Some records

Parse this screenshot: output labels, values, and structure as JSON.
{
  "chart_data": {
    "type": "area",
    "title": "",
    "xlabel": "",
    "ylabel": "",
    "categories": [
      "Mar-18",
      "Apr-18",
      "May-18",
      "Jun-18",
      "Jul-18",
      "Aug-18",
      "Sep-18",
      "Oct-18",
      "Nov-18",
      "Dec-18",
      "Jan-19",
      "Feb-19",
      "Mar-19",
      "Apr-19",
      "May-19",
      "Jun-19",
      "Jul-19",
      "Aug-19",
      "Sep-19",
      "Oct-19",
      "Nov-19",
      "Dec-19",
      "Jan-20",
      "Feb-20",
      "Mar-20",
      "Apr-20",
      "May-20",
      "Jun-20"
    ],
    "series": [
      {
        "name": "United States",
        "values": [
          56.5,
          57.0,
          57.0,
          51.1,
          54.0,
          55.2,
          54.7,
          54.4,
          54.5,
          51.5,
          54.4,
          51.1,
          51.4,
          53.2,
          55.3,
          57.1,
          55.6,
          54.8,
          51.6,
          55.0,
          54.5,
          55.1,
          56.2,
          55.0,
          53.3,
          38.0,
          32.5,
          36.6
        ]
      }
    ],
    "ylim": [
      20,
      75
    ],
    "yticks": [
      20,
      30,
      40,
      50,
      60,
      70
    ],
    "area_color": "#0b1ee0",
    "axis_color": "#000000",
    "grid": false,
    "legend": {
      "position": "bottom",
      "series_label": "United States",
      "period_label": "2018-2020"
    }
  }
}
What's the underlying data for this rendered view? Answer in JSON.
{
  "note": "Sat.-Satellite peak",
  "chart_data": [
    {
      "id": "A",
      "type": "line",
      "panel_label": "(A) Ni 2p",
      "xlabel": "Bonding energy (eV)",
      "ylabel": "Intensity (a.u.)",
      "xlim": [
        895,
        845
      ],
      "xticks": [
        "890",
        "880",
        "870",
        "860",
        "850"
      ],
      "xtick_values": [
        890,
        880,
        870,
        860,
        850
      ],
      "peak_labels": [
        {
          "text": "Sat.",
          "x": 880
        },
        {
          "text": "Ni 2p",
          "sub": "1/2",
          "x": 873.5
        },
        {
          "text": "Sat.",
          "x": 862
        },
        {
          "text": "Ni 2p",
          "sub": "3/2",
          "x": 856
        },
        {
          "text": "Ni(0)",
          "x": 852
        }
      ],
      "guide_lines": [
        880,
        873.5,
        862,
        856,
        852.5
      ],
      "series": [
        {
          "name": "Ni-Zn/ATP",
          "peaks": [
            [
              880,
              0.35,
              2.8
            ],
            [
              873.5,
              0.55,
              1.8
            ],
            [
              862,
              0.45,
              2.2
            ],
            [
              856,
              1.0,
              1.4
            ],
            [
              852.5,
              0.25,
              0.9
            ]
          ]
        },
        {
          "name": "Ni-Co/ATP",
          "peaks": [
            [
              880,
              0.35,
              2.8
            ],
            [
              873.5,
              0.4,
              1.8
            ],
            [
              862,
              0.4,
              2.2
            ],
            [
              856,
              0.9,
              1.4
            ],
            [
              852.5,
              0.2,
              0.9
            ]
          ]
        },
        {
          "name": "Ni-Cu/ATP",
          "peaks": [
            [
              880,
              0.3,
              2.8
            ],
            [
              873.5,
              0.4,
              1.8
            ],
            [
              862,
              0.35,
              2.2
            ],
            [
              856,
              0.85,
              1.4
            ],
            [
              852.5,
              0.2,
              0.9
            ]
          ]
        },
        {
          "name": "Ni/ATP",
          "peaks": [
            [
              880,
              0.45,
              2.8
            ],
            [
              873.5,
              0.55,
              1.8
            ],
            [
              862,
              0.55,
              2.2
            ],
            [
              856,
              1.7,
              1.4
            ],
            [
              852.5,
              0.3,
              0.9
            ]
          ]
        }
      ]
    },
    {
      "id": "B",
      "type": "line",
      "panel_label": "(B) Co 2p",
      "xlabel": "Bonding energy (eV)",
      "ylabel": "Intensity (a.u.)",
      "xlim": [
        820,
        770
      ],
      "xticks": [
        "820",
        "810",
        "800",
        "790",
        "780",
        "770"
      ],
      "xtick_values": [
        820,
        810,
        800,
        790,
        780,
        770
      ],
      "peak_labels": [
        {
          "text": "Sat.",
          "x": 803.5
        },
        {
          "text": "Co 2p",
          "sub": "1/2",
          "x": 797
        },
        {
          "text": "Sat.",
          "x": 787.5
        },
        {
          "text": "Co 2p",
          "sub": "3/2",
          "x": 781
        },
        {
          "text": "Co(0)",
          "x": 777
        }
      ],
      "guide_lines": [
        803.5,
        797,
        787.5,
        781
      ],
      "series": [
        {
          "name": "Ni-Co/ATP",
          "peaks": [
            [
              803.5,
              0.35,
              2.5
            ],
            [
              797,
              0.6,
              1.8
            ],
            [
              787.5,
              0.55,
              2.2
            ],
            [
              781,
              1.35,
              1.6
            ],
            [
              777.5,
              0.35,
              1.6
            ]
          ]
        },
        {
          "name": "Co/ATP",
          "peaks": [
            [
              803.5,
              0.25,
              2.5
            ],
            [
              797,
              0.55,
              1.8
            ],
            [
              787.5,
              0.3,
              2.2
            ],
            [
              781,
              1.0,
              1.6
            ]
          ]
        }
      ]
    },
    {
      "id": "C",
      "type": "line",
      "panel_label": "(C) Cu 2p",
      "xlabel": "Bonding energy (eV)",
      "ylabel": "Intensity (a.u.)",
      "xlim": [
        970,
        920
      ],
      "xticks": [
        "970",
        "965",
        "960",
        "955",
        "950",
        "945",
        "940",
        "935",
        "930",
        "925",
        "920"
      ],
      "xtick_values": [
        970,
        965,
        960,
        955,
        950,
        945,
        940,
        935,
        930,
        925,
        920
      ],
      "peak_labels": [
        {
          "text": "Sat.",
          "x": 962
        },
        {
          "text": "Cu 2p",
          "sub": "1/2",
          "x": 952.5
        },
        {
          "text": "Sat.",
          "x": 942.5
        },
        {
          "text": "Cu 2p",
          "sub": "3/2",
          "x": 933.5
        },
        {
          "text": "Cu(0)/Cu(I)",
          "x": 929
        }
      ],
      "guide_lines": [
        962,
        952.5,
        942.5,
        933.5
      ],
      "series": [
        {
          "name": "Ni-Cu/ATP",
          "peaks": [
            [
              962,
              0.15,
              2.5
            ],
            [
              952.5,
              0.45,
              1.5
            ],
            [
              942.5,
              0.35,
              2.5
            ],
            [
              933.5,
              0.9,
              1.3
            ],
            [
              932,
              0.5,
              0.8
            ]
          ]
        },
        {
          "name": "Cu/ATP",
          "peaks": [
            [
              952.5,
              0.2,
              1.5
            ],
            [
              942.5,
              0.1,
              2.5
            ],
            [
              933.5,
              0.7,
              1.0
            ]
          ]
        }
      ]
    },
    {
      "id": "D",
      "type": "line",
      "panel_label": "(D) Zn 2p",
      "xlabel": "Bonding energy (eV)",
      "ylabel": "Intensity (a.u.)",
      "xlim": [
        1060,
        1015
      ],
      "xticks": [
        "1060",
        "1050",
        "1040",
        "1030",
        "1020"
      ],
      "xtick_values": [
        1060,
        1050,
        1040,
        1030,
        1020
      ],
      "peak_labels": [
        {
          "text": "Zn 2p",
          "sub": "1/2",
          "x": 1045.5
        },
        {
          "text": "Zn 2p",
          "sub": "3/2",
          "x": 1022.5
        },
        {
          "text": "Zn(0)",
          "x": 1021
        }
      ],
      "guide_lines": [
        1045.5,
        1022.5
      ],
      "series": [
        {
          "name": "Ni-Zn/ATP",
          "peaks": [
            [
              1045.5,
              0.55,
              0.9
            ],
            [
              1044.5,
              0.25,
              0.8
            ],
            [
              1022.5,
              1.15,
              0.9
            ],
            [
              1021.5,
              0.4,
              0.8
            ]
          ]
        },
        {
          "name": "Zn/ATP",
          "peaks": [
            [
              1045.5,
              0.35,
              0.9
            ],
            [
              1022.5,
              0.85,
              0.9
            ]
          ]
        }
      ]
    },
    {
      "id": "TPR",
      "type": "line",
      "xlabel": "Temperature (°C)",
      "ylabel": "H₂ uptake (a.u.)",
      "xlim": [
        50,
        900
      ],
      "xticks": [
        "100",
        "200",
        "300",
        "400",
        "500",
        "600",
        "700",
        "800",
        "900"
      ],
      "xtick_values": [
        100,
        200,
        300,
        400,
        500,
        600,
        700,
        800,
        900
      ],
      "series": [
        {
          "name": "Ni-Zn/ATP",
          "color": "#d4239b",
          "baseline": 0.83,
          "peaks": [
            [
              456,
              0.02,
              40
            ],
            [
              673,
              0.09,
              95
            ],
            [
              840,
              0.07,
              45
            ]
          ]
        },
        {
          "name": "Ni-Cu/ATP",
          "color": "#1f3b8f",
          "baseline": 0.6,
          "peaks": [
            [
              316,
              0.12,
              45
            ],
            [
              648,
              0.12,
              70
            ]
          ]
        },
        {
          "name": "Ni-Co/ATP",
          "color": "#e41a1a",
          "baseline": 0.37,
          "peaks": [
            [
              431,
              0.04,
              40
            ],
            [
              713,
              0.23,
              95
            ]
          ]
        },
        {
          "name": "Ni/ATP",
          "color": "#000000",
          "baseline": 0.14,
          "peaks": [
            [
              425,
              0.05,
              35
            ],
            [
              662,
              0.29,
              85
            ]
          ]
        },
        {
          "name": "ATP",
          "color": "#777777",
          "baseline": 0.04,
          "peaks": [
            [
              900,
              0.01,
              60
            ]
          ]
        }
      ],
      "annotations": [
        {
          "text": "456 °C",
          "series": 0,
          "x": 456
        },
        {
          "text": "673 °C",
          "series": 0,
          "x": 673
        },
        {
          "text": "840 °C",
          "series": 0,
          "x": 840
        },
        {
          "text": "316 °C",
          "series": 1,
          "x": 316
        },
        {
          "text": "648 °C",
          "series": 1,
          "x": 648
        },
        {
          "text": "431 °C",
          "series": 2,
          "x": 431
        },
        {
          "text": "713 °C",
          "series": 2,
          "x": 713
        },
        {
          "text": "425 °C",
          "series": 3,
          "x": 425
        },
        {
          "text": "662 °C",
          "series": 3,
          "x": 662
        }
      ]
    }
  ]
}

» **EXERCISE INSTRUCTIONS**
In the records above, locate the lines holding the word "States". Copy each of them.

» **RESULT**
        "name": "United States",
      "series_label": "United States",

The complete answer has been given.